• [Short problem] Select and reproduce each line of the listing below that bears the string "Robert".

===== Provided data =====

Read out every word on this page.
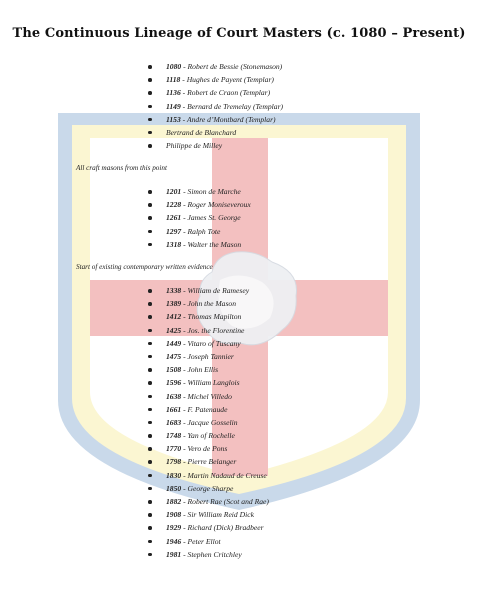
The Continuous Lineage of Court Masters (c. 1080 – Present)
1080 - Robert de Bessie (Stonemason)
1118 - Hughes de Payent (Templar)
1136 - Robert de Craon (Templar)
1149 - Bernard de Tremelay (Templar)
1153 - Andre d’Montbard (Templar)
Bertrand de Blanchard
Philippe de Milley
All craft masons from this point
1201 - Simon de Marche
1228 - Roger Moniseveroux
1261 - James St. George
1297 - Ralph Tote
1318 - Walter the Mason
Start of existing contemporary written evidence
1338 - William de Ramesey
1389 - John the Mason
1412 - Thomas Mapilton
1425 - Jos. the Florentine
1449 - Vitaro of Tuscany
1475 - Joseph Tannier
1508 - John Ellis
1596 - William Langlois
1638 - Michel Villedo
1661 - F. Patenaude
1683 - Jacque Gosselin
1748 - Yan of Rochelle
1770 - Vero de Pons
1798 - Pierre Belanger
1830 - Martin Nadaud de Creuse
1850 - George Sharpe
1882 - Robert Rae (Scot and Rae)
1908 - Sir William Reid Dick
1929 - Richard (Dick) Bradbeer
1946 - Peter Ellot
1981 - Stephen Critchley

=====

• [Written answer]
1080 - Robert de Bessie (Stonemason)
1136 - Robert de Craon (Templar)
1882 - Robert Rae (Scot and Rae)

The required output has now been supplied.